Excerpted text:
_ _ _ _ _ _ _
Using dialogue to solve problems and make things happen
Leaders shape culture. Leaders model communication. Leaders empower followers. History validates the irrefutable role of leadership. I have decades of experience with leaders. We used dialogue to solve problems and make things happen. If dialogue is to have an impact on the cultures in which we live, it will be because leaders led this mission.
This book is about a way to live. It is not a “new and improved” way. It has been around for a long time. However, my assumption, based on many years of observation, is that only a small percentage of leaders and the population practice this way. What would it be like if leaders led 12% of us to practice dialogue described in this book?
We would NOT be in dialogue in interpersonal or group relationships if I focused on showing you how wrong you are or tried to persuade you to accept my point of view without being willing to listen to your point of view.
We are in a dialogue environment when we listen for what is meant and respond empathetically, when we ask questions to clarify and draw out the thinking of others, when we resist being defensive, when we agree to disagree when called for but seek to find that on which we do agree, when we don’t focus to persuade but to discover, when we change our views or positions in light of what we are discovering.
Transformational Dialogue is a means to constructive convergence and synergistic relationships.
Is dialogue always appropriate? No
Does it always work? No
Are there barriers? Yes
But the benefits outweigh the barriers.
Dialogue is a means to tap into tacit knowledge.
Hungarian scientist Michael Polanyi viewed knowledge understood or implied without stating it, to be an important form of knowing.
Polanyi wrote in The Tacit Dimension that we should start from the fact that “we can know more than we can tell.” He called this phase of knowing tacit knowledge. He affirmed that in tacit knowledge there was hidden truth worth exploring.
Polanyi identified dialogue as a way to discover the hidden truths of tacit knowledge. In a heuristic field, the nearness of discovery prompts the mind toward it. This approach to knowledge is the mainspring of originality and, by implication, innovation.
Dialogue stretches our levels of consciousness.
What we watch, listen to, think, and remember bind together to create consciousness. Our consciousness is like a symphony orchestra with multiple players combining their talents to create a performance.
Our consciousness plays a big role in our capacity for and practice of dialogue. These three-pound brains in our heads contain billions of neurons with trillions of synaptic connections. These electro-chemical connections flash across our brain networks and form patterns that lead to our consciousness.
_ _ _ _ _ _ _
Set exercise 1:
Copy out, verbatim, the lines of the records from the one containing "206, 394, 266]" through the one containing "1123, 150, 1242]", with both of those lines included.
The records that follow the passage on dialogue bear no relation to it.

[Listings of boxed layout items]
_ _ _ _ _ _ _
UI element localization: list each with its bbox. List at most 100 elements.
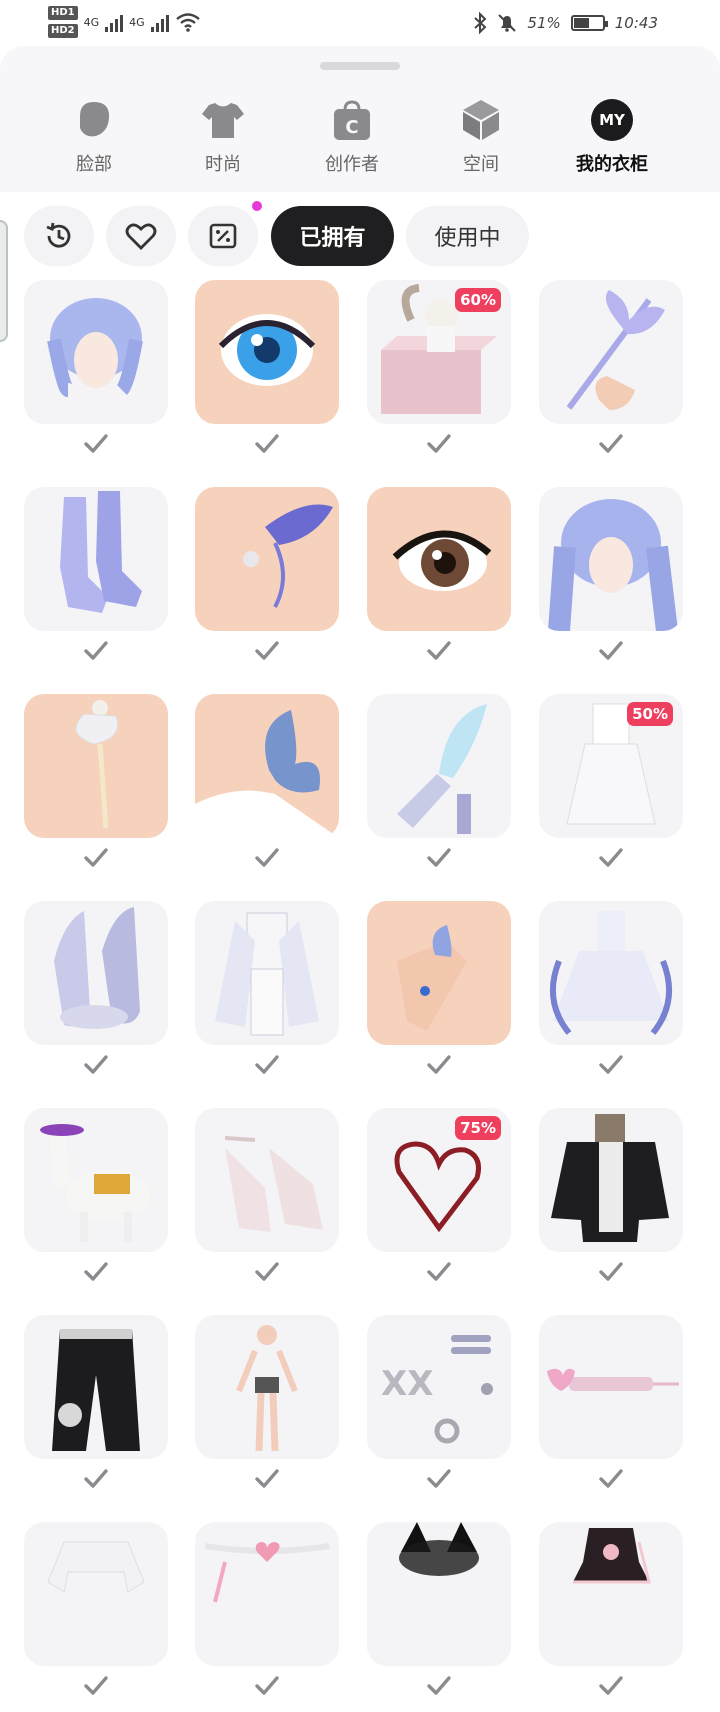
owned-filter-tab[interactable]: 已拥有	[271, 206, 394, 266]
item-image	[215, 912, 319, 1036]
filter-bar: 已拥有 使用中	[0, 201, 720, 270]
item-thumbnail-black-dragon-jacket[interactable]	[539, 1108, 683, 1252]
in-use-filter-tab[interactable]: 使用中	[406, 206, 529, 266]
favorite-filter[interactable]	[106, 206, 176, 266]
wardrobe-item[interactable]	[367, 1522, 511, 1712]
wardrobe-item[interactable]	[24, 1108, 168, 1298]
item-thumbnail-black-lace-top[interactable]	[539, 1522, 683, 1666]
item-image	[40, 1123, 150, 1242]
item-thumbnail-blue-hair-short[interactable]	[24, 280, 168, 424]
wardrobe-item[interactable]: 50%	[539, 694, 683, 884]
wardrobe-item[interactable]	[539, 1108, 683, 1298]
item-thumbnail-black-cargo-pants[interactable]	[24, 1315, 168, 1459]
sheet-drag-handle[interactable]	[320, 62, 400, 70]
clock: 10:43	[614, 14, 658, 32]
item-image	[204, 1542, 330, 1603]
wardrobe-item[interactable]	[539, 1522, 683, 1712]
item-thumbnail-butterfly-wand[interactable]	[539, 280, 683, 424]
item-thumbnail-shoulder-butterfly[interactable]	[195, 694, 339, 838]
item-thumbnail-white-dress[interactable]: 50%	[539, 694, 683, 838]
item-thumbnail-butterfly-heels[interactable]	[24, 901, 168, 1045]
item-image	[551, 1114, 669, 1242]
category-face[interactable]: 脸部	[34, 98, 154, 176]
item-thumbnail-platform-heels[interactable]	[195, 1108, 339, 1252]
owned-check-icon	[427, 1055, 451, 1074]
hd2-badge: HD2	[48, 24, 78, 38]
category-fashion[interactable]: 时尚	[163, 98, 283, 176]
owned-check-icon	[427, 641, 451, 660]
owned-check-icon	[84, 434, 108, 453]
item-image	[54, 907, 140, 1029]
network-2-label: 4G	[129, 15, 145, 29]
wardrobe-item[interactable]	[195, 1108, 339, 1298]
item-thumbnail-piercing-set[interactable]: XX	[367, 1315, 511, 1459]
item-thumbnail-blue-hair-long[interactable]	[539, 487, 683, 631]
hd-indicators: HD1 HD2	[48, 6, 78, 38]
history-filter[interactable]	[24, 206, 94, 266]
wardrobe-item[interactable]	[24, 694, 168, 884]
wardrobe-item[interactable]	[539, 901, 683, 1091]
wardrobe-item[interactable]	[367, 487, 511, 677]
wardrobe-item[interactable]	[195, 1522, 339, 1712]
item-image: XX	[381, 1335, 493, 1444]
item-thumbnail-white-top[interactable]	[24, 1522, 168, 1666]
item-image	[47, 1541, 145, 1593]
category-creator[interactable]: C 创作者	[292, 98, 412, 176]
item-image	[392, 530, 492, 591]
item-thumbnail-fairy-gown[interactable]	[539, 901, 683, 1045]
wardrobe-item[interactable]	[539, 487, 683, 677]
wardrobe-item[interactable]	[24, 1315, 168, 1505]
signal-2-icon	[150, 12, 169, 32]
item-thumbnail-pink-syringe[interactable]	[539, 1315, 683, 1459]
wardrobe-item[interactable]	[24, 487, 168, 677]
item-thumbnail-pearl-earring[interactable]	[24, 694, 168, 838]
my-wardrobe-icon: MY	[590, 98, 634, 142]
coupon-filter[interactable]	[188, 206, 258, 266]
item-thumbnail-white-suit[interactable]	[195, 901, 339, 1045]
item-thumbnail-crystal-boots[interactable]	[24, 487, 168, 631]
owned-check-icon	[427, 1262, 451, 1281]
item-thumbnail-blue-eye[interactable]	[195, 280, 339, 424]
category-space[interactable]: 空间	[421, 98, 541, 176]
item-thumbnail-pink-heart-choker[interactable]	[195, 1522, 339, 1666]
owned-check-icon	[255, 848, 279, 867]
wardrobe-item[interactable]	[24, 280, 168, 470]
mute-bell-icon	[498, 14, 517, 32]
wardrobe-item[interactable]	[24, 901, 168, 1091]
item-thumbnail-butterfly-ring-hand[interactable]	[367, 901, 511, 1045]
wardrobe-item[interactable]	[195, 487, 339, 677]
wardrobe-item[interactable]: 75%	[367, 1108, 511, 1298]
item-image	[75, 700, 119, 829]
item-thumbnail-cat-box[interactable]: 60%	[367, 280, 511, 424]
wardrobe-item[interactable]	[367, 694, 511, 884]
item-thumbnail-black-cat-ears[interactable]	[367, 1522, 511, 1666]
wardrobe-item[interactable]	[539, 1315, 683, 1505]
category-my-wardrobe[interactable]: MY 我的衣柜	[552, 98, 672, 176]
owned-check-icon	[255, 1262, 279, 1281]
wardrobe-item[interactable]	[367, 901, 511, 1091]
owned-check-icon	[255, 1055, 279, 1074]
item-thumbnail-ice-wing-leg[interactable]	[367, 694, 511, 838]
owned-check-icon	[255, 1469, 279, 1488]
category-bar: 脸部 时尚 C 创作者 空间 MY 我的衣柜	[0, 46, 720, 192]
item-thumbnail-base-body[interactable]	[195, 1315, 339, 1459]
wardrobe-item[interactable]	[195, 1315, 339, 1505]
wardrobe-item[interactable]: XX	[367, 1315, 511, 1505]
wardrobe-item[interactable]	[195, 280, 339, 470]
item-thumbnail-brown-eye-lashes[interactable]	[367, 487, 511, 631]
owned-check-icon	[84, 848, 108, 867]
wardrobe-item[interactable]	[539, 280, 683, 470]
heart-icon	[125, 223, 157, 250]
owned-check-icon	[427, 434, 451, 453]
item-image	[243, 504, 333, 608]
category-label: 创作者	[325, 154, 379, 175]
wardrobe-item[interactable]	[195, 901, 339, 1091]
wardrobe-item[interactable]	[195, 694, 339, 884]
owned-check-icon	[599, 641, 623, 660]
item-thumbnail-goose-mount[interactable]	[24, 1108, 168, 1252]
wardrobe-item[interactable]: 60%	[367, 280, 511, 470]
item-thumbnail-heart-scribble[interactable]: 75%	[367, 1108, 511, 1252]
item-thumbnail-butterfly-earring[interactable]	[195, 487, 339, 631]
side-drawer-tab[interactable]	[0, 220, 8, 342]
wardrobe-item[interactable]	[24, 1522, 168, 1712]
_ _ _ _ _ _ _
Set exercise 2:
Continue the passage on dialogue from its final sentence onward.

Task response 1:
owned-filter-tab[interactable]: 已拥有	[271, 206, 394, 266]
item-image	[215, 912, 319, 1036]
filter-bar: 已拥有 使用中	[0, 201, 720, 270]
item-thumbnail-black-dragon-jacket[interactable]	[539, 1108, 683, 1252]
in-use-filter-tab[interactable]: 使用中	[406, 206, 529, 266]
favorite-filter[interactable]	[106, 206, 176, 266]
wardrobe-item[interactable]	[367, 1522, 511, 1712]
wardrobe-item[interactable]	[24, 1108, 168, 1298]
item-thumbnail-black-lace-top[interactable]	[539, 1522, 683, 1666]
item-image	[40, 1123, 150, 1242]

Task response 2:
Our levels of consciousness evolve. They stretch from early childhood, youth and adulthood to meet our needs at those stages in our lives. As we become adults, we become more aware of others around us. If and when we evolve to the higher levels of consciousness, a more inclusive and relational life flourishes. We are less self-centered. We are more open. The orchestra members create music between the notes. We are more receptive to practice dialogue.
Developmental psychologists suggest that only a small percentage of the population reach this higher level. They believe that there are steps we can take to raise our levels of consciousness. The practice of transformational dialogue enables those steps.
Selected Survey Comments
From our opinion survey on the practice of dialogue:
Dialogue has the potential to solve many national and international problems.
To be effective worldwide, dialogue skills must be taught throughout educational systems in all countries and to all age groups.
Dialogue leads to peace, and the absence of dialogue leads to war.
Avoiding dialogue may be seen as a way to avoid conflict.
Creating safe, secure environments without fear and without barriers will promote the practice of dialogue.
Social gatherings that might promote dialogue instead result in everyone busily responding to what’s on their phone devices.
We talk about each other more than we talk to each other. We talk and talk and talk, but we do not know how to engage in authentic conversation.
Those in authority stifle dialogue when they encourage polarization by expressing and insisting upon only one point of view.
Our society promotes a reliance on “experts” rather than opening up to different ideas and perspectives from everyone.
Social media encourages reacting rather than thinking, evaluating, and understanding.
Dialogue is a healthy activity that enhances and develops one’s intellect through listening to others’ opinions and being challenged to see reality in a different way.
The preceding thoughts from multiple sources and cultures affirm that the world needs dialogue.
Harry is an attorney and a friend of many years. We read heavy science and theology together. We dig into our readings with joy and enlightenment. His contribution tells our story.
“The question is whether true dialogue is worth the effort? The answer is yes, because true dialogue is transformational. Most conversations are shallow and do not reach the depth necessary to be qualified as dialogue. For those who have truly participated in and understand dialogue, good questions lead to deeper questions…
(Perhaps from his legal training and experience, Harry makes an important connection between dialogue and questions. Open-ended questions clearly open to greater consciousness and “aha” moments when a flow of questions lead to rich and enriching insights.)
Jacqueline and I have been friends for decades. We worked together. We have different political and religious views. When I asked her what dialogue had meant to her in our relationship, here is what she said.
“That one is easy, Irving: LOVE – a deep appreciation of the other and a recognition of a common bond to make things better in the world.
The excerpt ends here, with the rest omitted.